■ GIVEN INSTRUCTION ■
Copy out the material below in full, but not its images.

■ GIVEN DATA ■

----

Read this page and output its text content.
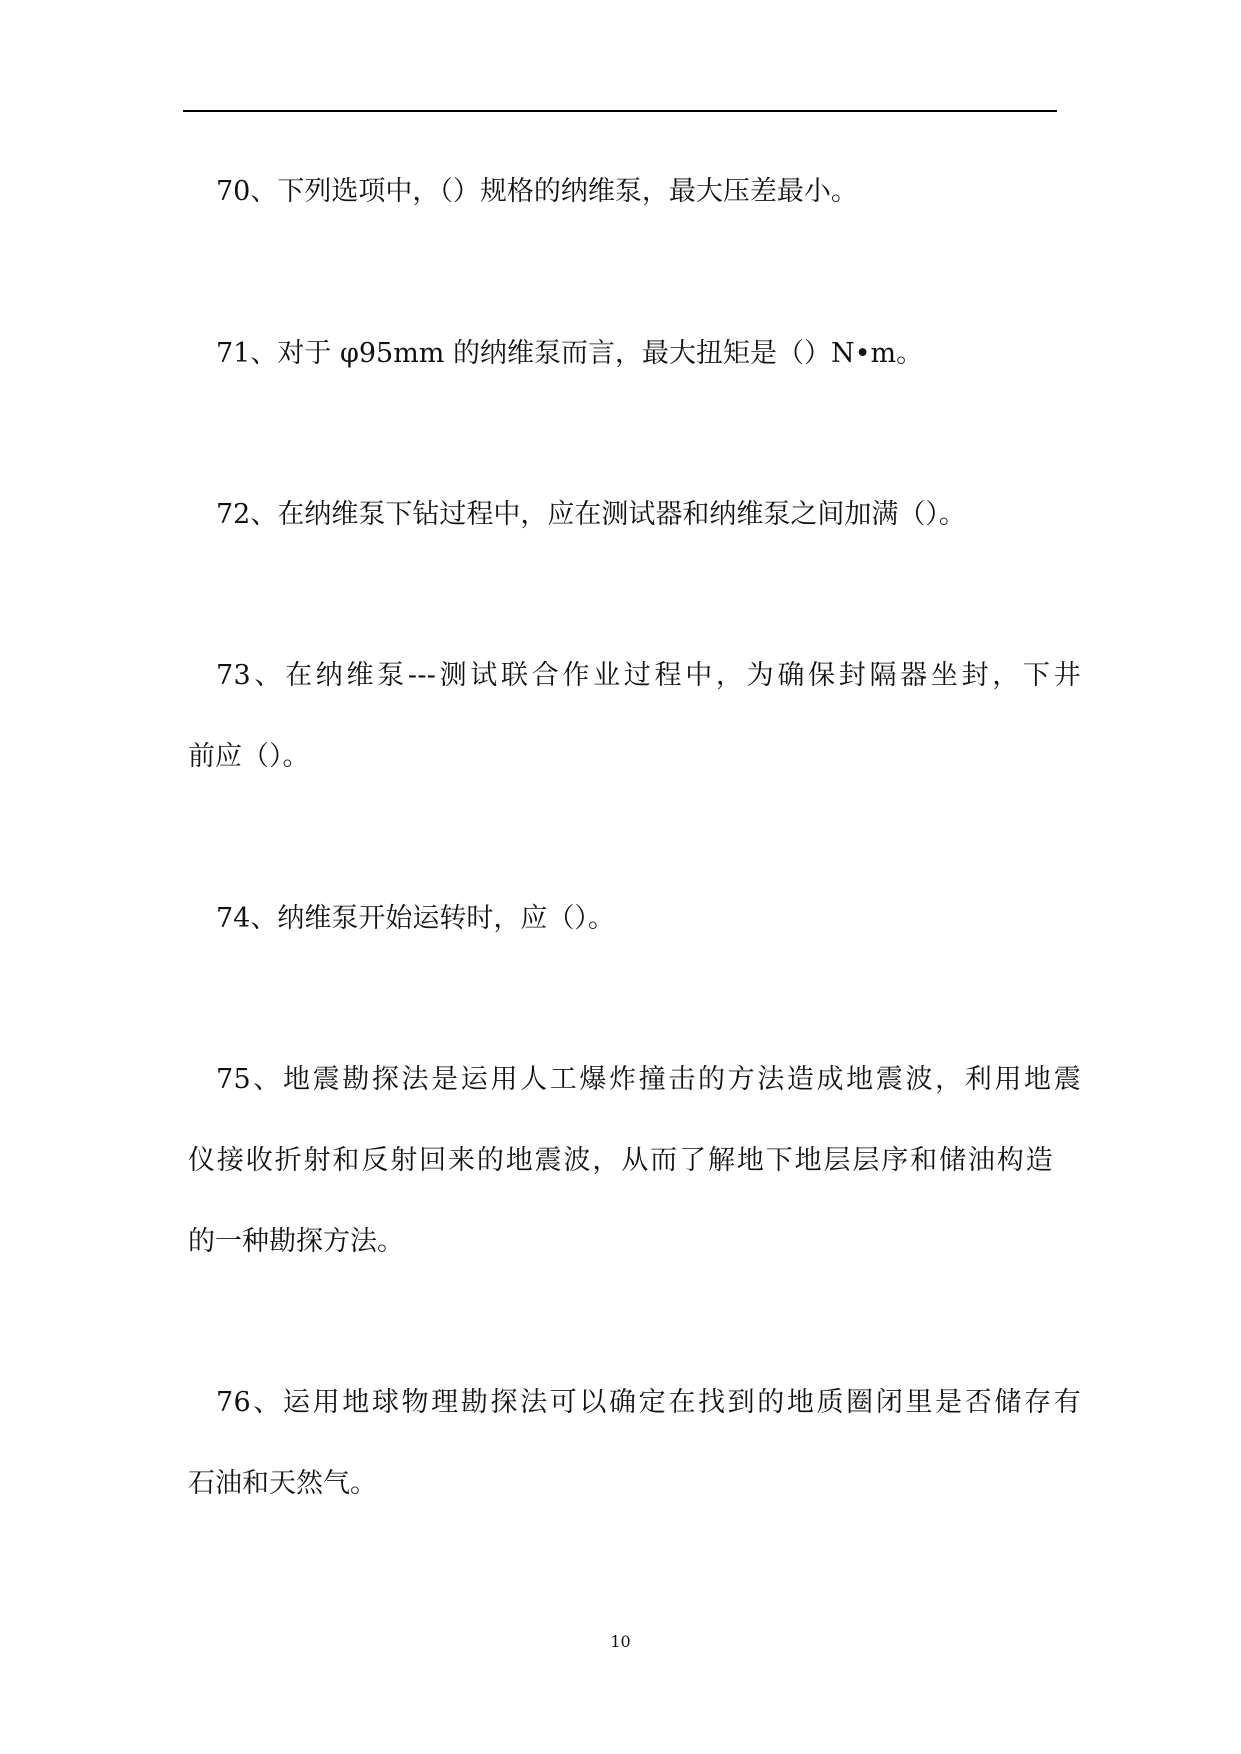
70、下列选项中，（）规格的纳维泵，最大压差最小。
71、对于 φ95mm 的纳维泵而言，最大扭矩是（）N•m。
72、在纳维泵下钻过程中，应在测试器和纳维泵之间加满（）。
73、在纳维泵---测试联合作业过程中，为确保封隔器坐封，下井
前应（）。
74、纳维泵开始运转时，应（）。
75、地震勘探法是运用人工爆炸撞击的方法造成地震波，利用地震
仪接收折射和反射回来的地震波，从而了解地下地层层序和储油构造
的一种勘探方法。
76、运用地球物理勘探法可以确定在找到的地质圈闭里是否储存有
石油和天然气。
10
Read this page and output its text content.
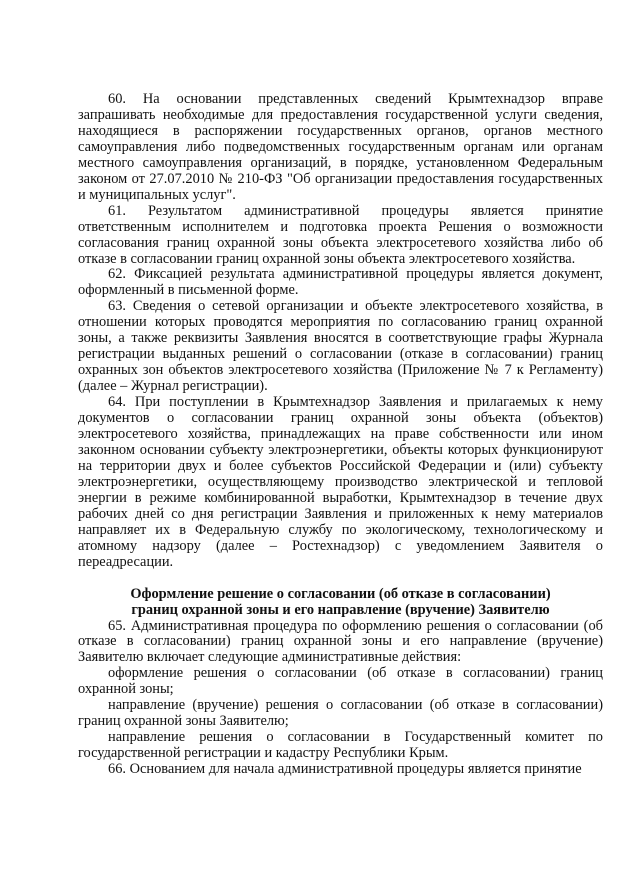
60. На основании представленных сведений Крымтехнадзор вправе запрашивать необходимые для предоставления государственной услуги сведения, находящиеся в распоряжении государственных органов, органов местного самоуправления либо подведомственных государственным органам или органам местного самоуправления организаций, в порядке, установленном Федеральным законом от 27.07.2010 № 210-ФЗ "Об организации предоставления государственных и муниципальных услуг".

61. Результатом административной процедуры является принятие ответственным исполнителем и подготовка проекта Решения о возможности согласования границ охранной зоны объекта электросетевого хозяйства либо об отказе в согласовании границ охранной зоны объекта электросетевого хозяйства.

62. Фиксацией результата административной процедуры является документ, оформленный в письменной форме.

63. Сведения о сетевой организации и объекте электросетевого хозяйства, в отношении которых проводятся мероприятия по согласованию границ охранной зоны, а также реквизиты Заявления вносятся в соответствующие графы Журнала регистрации выданных решений о согласовании (отказе в согласовании) границ охранных зон объектов электросетевого хозяйства (Приложение № 7 к Регламенту) (далее – Журнал регистрации).

64. При поступлении в Крымтехнадзор Заявления и прилагаемых к нему документов о согласовании границ охранной зоны объекта (объектов) электросетевого хозяйства, принадлежащих на праве собственности или ином законном основании субъекту электроэнергетики, объекты которых функционируют на территории двух и более субъектов Российской Федерации и (или) субъекту электроэнергетики, осуществляющему производство электрической и тепловой энергии в режиме комбинированной выработки, Крымтехнадзор в течение двух рабочих дней со дня регистрации Заявления и приложенных к нему материалов направляет их в Федеральную службу по экологическому, технологическому и атомному надзору (далее – Ростехнадзор) с уведомлением Заявителя о переадресации.

Оформление решение о согласовании (об отказе в согласовании)

границ охранной зоны и его направление (вручение) Заявителю

65. Административная процедура по оформлению решения о согласовании (об отказе в согласовании) границ охранной зоны и его направление (вручение) Заявителю включает следующие административные действия:

оформление решения о согласовании (об отказе в согласовании) границ охранной зоны;

направление (вручение) решения о согласовании (об отказе в согласовании) границ охранной зоны Заявителю;

направление решения о согласовании в Государственный комитет по государственной регистрации и кадастру Республики Крым.

66. Основанием для начала административной процедуры является принятие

----

■ SOLUTION FOR THIS TASK ■
Read this page and output its text content.
70、下列选项中，（）规格的纳维泵，最大压差最小。
71、对于 φ95mm 的纳维泵而言，最大扭矩是（）N•m。
72、在纳维泵下钻过程中，应在测试器和纳维泵之间加满（）。
73、在纳维泵---测试联合作业过程中，为确保封隔器坐封，下井
前应（）。
74、纳维泵开始运转时，应（）。
75、地震勘探法是运用人工爆炸撞击的方法造成地震波，利用地震
仪接收折射和反射回来的地震波，从而了解地下地层层序和储油构造
的一种勘探方法。
76、运用地球物理勘探法可以确定在找到的地质圈闭里是否储存有
石油和天然气。
10
Read this page and output its text content.
60. На основании представленных сведений Крымтехнадзор вправе запрашивать необходимые для предоставления государственной услуги сведения, находящиеся в распоряжении государственных органов, органов местного самоуправления либо подведомственных государственным органам или органам местного самоуправления организаций, в порядке, установленном Федеральным законом от 27.07.2010 № 210-ФЗ "Об организации предоставления государственных и муниципальных услуг".

61. Результатом административной процедуры является принятие ответственным исполнителем и подготовка проекта Решения о возможности согласования границ охранной зоны объекта электросетевого хозяйства либо об отказе в согласовании границ охранной зоны объекта электросетевого хозяйства.

62. Фиксацией результата административной процедуры является документ, оформленный в письменной форме.

63. Сведения о сетевой организации и объекте электросетевого хозяйства, в отношении которых проводятся мероприятия по согласованию границ охранной зоны, а также реквизиты Заявления вносятся в соответствующие графы Журнала регистрации выданных решений о согласовании (отказе в согласовании) границ охранных зон объектов электросетевого хозяйства (Приложение № 7 к Регламенту) (далее – Журнал регистрации).

64. При поступлении в Крымтехнадзор Заявления и прилагаемых к нему документов о согласовании границ охранной зоны объекта (объектов) электросетевого хозяйства, принадлежащих на праве собственности или ином законном основании субъекту электроэнергетики, объекты которых функционируют на территории двух и более субъектов Российской Федерации и (или) субъекту электроэнергетики, осуществляющему производство электрической и тепловой энергии в режиме комбинированной выработки, Крымтехнадзор в течение двух рабочих дней со дня регистрации Заявления и приложенных к нему материалов направляет их в Федеральную службу по экологическому, технологическому и атомному надзору (далее – Ростехнадзор) с уведомлением Заявителя о переадресации.

Оформление решение о согласовании (об отказе в согласовании)

границ охранной зоны и его направление (вручение) Заявителю

65. Административная процедура по оформлению решения о согласовании (об отказе в согласовании) границ охранной зоны и его направление (вручение) Заявителю включает следующие административные действия:

оформление решения о согласовании (об отказе в согласовании) границ охранной зоны;

направление (вручение) решения о согласовании (об отказе в согласовании) границ охранной зоны Заявителю;

направление решения о согласовании в Государственный комитет по государственной регистрации и кадастру Республики Крым.

66. Основанием для начала административной процедуры является принятие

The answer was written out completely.